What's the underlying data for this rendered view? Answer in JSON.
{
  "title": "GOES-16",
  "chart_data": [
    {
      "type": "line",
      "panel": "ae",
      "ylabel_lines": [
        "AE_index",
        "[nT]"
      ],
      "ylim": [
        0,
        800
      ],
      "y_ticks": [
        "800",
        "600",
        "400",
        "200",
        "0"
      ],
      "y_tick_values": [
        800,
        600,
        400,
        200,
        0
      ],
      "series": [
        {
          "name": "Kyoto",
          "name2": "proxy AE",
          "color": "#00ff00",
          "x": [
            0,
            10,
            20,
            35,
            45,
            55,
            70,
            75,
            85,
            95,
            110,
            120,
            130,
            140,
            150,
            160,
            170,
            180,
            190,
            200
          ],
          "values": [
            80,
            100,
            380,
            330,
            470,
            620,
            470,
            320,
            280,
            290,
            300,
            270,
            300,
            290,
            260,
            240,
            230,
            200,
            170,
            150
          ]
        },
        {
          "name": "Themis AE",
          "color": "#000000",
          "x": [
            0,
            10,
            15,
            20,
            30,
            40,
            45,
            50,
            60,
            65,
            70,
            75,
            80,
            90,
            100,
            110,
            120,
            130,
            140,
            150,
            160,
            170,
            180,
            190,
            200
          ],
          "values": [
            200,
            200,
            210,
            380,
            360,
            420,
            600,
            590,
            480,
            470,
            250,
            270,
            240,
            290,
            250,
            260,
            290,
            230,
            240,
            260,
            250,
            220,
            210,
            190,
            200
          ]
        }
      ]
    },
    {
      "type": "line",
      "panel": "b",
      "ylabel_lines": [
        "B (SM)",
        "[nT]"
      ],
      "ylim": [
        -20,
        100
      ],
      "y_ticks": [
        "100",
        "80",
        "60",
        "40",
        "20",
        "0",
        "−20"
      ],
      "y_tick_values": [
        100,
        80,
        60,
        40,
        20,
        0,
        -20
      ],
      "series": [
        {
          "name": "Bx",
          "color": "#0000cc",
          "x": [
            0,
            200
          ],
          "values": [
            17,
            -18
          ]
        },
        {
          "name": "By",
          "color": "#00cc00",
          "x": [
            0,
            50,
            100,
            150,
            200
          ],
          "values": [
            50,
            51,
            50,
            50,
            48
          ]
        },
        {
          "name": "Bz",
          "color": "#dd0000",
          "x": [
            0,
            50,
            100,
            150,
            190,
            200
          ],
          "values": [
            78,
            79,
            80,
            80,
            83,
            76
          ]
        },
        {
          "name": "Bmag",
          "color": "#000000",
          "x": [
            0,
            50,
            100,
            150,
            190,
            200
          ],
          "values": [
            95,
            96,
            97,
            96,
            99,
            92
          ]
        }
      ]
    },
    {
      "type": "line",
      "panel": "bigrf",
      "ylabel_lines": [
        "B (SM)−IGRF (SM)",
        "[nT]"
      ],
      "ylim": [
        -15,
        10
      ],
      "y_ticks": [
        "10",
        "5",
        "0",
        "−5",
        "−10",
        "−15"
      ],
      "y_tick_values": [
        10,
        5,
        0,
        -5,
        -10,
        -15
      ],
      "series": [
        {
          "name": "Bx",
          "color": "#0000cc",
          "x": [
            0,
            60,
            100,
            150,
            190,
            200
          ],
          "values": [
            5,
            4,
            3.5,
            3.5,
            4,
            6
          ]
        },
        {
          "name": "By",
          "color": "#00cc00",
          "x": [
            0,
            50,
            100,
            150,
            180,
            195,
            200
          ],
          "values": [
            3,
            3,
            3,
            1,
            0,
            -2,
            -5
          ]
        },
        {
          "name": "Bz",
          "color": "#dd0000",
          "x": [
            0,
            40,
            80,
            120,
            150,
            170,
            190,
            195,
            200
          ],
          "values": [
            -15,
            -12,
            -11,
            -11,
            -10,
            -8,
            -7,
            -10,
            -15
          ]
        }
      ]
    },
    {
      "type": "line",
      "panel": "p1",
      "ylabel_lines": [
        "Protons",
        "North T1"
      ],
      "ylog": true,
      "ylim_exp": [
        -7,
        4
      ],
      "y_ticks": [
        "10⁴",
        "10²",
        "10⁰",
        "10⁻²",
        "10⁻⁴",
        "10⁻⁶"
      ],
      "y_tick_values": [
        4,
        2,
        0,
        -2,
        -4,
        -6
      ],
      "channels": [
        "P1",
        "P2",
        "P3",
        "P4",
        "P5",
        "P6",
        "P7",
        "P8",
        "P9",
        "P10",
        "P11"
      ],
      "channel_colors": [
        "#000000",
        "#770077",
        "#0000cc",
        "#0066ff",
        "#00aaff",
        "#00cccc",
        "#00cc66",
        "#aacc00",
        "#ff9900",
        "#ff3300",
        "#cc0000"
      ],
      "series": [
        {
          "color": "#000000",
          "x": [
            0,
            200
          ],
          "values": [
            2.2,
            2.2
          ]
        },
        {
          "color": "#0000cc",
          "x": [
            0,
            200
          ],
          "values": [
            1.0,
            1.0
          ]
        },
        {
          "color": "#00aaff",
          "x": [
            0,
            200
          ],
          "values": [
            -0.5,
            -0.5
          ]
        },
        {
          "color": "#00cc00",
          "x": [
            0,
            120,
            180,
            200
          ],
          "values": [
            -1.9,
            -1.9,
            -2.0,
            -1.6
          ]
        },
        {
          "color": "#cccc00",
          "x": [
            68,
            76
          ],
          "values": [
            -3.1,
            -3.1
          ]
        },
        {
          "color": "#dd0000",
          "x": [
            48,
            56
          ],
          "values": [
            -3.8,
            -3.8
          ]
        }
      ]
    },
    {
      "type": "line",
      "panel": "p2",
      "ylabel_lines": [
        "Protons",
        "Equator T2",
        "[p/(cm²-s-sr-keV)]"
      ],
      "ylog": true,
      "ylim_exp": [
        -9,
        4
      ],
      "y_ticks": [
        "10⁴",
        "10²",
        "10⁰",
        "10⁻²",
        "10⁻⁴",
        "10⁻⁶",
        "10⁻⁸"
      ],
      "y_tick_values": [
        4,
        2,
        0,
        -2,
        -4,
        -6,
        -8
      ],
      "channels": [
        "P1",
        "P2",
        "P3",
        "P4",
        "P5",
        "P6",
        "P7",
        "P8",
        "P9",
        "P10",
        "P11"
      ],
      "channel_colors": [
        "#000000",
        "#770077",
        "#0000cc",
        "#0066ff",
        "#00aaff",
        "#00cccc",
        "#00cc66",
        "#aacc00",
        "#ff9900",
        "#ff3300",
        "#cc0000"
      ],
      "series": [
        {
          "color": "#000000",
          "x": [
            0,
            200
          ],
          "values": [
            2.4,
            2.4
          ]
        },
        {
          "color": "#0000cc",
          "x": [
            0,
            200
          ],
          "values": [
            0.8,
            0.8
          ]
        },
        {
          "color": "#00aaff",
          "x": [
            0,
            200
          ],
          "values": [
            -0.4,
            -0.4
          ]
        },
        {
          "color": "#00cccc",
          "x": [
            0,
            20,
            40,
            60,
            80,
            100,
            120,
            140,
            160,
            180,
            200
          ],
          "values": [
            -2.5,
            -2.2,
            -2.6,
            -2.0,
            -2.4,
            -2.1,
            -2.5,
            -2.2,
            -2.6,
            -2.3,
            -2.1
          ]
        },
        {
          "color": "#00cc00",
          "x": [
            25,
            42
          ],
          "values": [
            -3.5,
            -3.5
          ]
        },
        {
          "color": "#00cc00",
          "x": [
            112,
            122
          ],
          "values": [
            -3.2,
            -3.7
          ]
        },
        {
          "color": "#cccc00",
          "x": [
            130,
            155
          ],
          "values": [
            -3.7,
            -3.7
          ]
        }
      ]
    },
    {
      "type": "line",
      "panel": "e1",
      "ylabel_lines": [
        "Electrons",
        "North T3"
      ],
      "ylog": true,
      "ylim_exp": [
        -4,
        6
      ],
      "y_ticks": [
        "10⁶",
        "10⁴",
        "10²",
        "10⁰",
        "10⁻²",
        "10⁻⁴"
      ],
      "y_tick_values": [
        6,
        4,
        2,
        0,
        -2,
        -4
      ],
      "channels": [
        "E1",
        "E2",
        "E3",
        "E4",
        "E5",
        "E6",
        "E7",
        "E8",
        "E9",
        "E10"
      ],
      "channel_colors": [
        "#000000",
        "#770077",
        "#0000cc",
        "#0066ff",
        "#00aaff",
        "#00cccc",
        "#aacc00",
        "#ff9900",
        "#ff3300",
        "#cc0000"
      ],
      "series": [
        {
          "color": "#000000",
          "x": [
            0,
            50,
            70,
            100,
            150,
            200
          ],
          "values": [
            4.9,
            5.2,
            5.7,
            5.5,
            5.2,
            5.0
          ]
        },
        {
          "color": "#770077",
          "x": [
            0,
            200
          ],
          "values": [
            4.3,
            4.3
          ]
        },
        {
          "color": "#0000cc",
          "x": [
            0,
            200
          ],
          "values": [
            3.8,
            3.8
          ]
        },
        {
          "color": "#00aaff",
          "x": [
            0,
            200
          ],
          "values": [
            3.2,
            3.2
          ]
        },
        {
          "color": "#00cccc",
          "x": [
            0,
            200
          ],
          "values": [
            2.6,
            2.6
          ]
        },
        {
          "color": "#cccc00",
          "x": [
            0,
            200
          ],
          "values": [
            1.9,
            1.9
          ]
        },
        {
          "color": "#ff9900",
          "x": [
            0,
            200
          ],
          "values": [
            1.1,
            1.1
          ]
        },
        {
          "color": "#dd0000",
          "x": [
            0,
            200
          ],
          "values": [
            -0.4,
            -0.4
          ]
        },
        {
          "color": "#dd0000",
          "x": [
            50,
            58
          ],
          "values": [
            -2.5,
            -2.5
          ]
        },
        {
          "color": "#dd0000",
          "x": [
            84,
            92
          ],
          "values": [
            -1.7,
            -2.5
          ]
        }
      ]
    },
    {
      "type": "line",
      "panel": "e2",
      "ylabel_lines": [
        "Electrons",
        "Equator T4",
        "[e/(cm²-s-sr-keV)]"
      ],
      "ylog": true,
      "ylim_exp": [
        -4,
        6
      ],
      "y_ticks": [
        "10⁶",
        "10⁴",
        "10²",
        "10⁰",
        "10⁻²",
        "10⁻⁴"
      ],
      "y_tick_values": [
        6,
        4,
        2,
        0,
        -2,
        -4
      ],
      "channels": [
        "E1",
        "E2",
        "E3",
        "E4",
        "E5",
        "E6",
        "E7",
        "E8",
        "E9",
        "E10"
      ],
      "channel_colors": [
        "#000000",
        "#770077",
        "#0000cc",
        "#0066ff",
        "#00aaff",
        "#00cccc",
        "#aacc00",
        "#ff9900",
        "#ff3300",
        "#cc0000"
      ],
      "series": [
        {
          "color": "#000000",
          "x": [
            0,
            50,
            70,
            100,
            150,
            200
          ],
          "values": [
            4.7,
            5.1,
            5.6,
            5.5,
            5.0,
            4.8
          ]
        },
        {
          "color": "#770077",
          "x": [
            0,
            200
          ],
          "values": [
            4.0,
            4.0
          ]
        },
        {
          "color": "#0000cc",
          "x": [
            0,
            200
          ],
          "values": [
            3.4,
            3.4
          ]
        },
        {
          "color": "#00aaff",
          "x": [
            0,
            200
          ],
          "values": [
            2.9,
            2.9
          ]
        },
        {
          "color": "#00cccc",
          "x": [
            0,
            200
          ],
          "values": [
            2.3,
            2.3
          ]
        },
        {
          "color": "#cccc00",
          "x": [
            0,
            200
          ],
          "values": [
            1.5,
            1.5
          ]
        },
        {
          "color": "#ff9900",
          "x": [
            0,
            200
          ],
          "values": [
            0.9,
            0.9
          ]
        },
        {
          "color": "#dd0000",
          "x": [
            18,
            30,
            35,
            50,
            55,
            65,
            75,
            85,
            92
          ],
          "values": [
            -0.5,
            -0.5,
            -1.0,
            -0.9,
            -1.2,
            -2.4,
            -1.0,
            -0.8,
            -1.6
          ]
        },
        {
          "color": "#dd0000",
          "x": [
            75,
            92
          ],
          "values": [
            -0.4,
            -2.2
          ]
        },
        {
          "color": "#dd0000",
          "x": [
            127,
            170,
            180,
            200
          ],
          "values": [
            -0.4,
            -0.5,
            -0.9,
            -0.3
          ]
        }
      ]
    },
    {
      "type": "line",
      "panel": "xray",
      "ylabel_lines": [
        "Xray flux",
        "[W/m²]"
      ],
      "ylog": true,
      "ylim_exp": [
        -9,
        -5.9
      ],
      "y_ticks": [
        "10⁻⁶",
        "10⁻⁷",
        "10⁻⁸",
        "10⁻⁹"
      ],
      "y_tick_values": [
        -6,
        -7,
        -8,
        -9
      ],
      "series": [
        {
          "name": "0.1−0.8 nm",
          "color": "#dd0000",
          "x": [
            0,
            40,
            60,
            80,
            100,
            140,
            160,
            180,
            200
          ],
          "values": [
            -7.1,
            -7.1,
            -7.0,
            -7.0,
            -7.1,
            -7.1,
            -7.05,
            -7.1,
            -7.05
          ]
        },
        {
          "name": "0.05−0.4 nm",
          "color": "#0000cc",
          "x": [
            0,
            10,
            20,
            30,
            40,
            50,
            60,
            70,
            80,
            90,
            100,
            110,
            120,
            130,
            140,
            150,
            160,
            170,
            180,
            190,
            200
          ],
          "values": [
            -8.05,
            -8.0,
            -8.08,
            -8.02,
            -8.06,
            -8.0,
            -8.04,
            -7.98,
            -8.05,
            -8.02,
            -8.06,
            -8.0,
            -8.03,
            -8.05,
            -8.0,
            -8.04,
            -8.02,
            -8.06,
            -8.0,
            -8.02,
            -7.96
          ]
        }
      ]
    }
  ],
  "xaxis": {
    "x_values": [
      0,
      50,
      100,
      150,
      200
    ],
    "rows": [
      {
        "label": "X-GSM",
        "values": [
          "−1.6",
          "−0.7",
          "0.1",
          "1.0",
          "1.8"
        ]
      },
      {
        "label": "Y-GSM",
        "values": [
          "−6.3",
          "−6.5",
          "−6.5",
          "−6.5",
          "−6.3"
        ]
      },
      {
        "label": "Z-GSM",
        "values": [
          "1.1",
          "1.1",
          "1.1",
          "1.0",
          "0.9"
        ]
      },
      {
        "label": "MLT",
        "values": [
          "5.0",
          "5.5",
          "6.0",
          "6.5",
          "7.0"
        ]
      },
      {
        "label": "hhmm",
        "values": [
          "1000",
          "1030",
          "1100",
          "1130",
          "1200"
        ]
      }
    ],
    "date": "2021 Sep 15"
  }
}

### DIRECTIONS FOR THIS TASK
Show all lines from the records above where the word "panel" occurs.

### OUTPUT OF THE EXERCISE
      "panel": "ae",
      "panel": "b",
      "panel": "bigrf",
      "panel": "p1",
      "panel": "p2",
      "panel": "e1",
      "panel": "e2",
      "panel": "xray",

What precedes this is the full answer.